(Entries taken from a collection)
********************

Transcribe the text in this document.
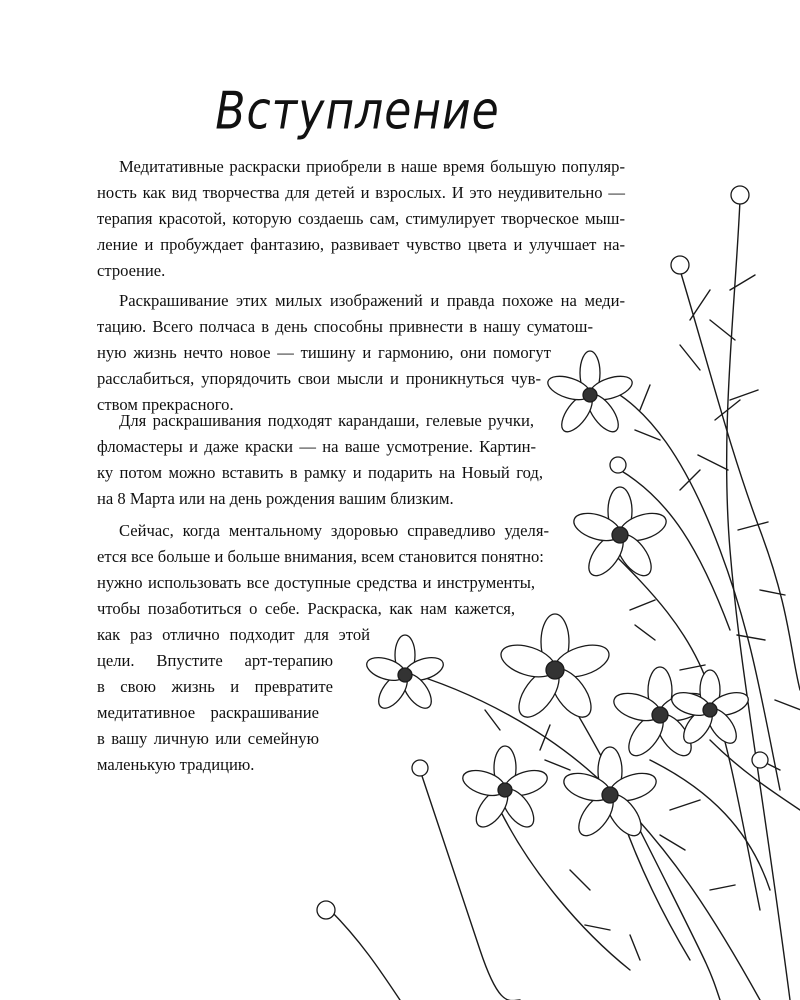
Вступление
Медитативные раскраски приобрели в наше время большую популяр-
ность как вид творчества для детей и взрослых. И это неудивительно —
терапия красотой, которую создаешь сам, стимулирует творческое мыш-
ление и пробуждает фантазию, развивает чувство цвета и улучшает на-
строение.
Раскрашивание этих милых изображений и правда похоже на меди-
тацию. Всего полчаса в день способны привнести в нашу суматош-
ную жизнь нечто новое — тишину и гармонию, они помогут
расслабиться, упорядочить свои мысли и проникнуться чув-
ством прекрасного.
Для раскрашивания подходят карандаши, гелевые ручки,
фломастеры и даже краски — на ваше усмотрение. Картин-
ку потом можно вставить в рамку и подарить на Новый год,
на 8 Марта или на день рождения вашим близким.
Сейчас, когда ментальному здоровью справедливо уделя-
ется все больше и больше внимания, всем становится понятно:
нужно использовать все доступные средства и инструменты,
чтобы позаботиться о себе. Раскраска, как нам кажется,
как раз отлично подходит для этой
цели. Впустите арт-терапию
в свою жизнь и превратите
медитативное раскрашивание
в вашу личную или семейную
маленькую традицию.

********************

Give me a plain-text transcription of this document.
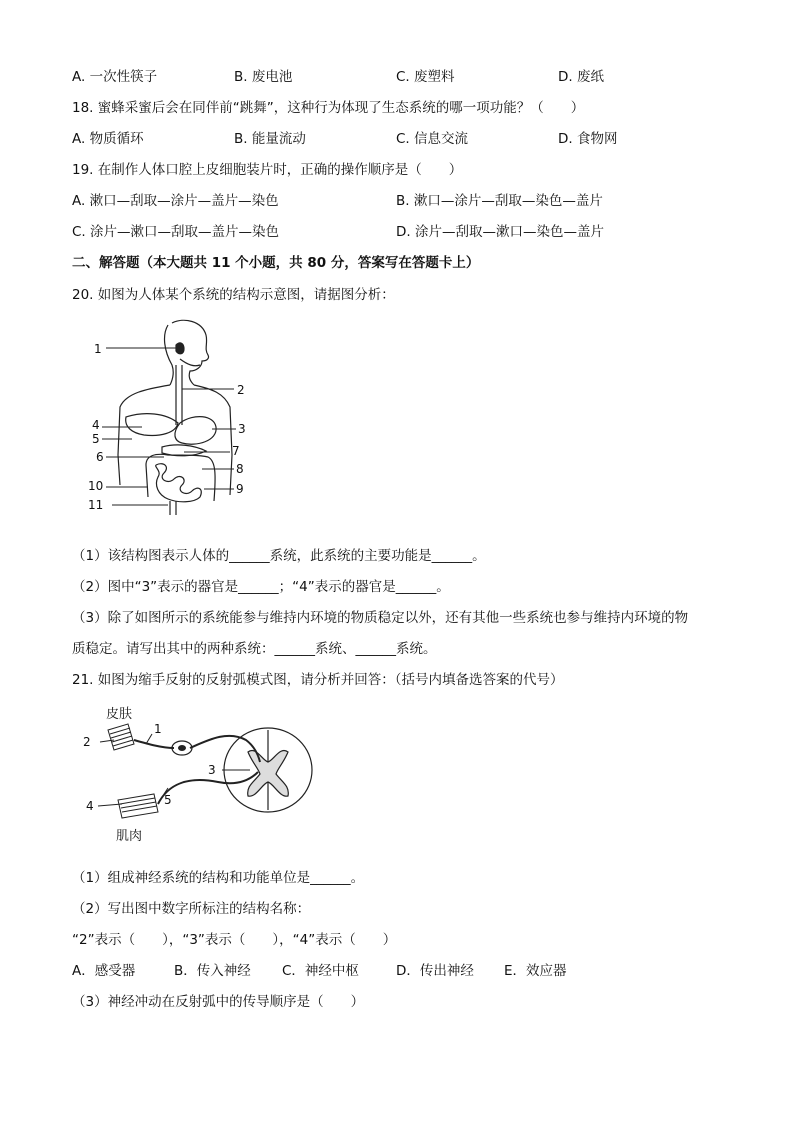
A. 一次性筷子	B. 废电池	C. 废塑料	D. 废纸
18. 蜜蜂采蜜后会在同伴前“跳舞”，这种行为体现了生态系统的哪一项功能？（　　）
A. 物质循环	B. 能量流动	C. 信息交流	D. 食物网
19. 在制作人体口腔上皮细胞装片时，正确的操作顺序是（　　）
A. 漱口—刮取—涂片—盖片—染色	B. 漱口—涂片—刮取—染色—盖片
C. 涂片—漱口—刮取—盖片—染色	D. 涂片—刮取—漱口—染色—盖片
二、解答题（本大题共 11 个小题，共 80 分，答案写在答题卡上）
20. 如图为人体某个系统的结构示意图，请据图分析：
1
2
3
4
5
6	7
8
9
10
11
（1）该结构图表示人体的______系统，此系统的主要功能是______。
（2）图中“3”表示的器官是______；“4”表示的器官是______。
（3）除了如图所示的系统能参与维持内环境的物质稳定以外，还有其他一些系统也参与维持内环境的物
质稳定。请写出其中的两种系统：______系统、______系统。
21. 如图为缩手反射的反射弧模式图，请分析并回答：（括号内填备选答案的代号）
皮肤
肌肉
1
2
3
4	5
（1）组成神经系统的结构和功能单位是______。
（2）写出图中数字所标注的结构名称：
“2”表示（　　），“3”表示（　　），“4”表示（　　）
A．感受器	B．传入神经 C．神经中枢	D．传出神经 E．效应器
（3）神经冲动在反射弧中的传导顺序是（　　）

********************

State how many lines include the string "день". Give no other information.

Worked answer: 2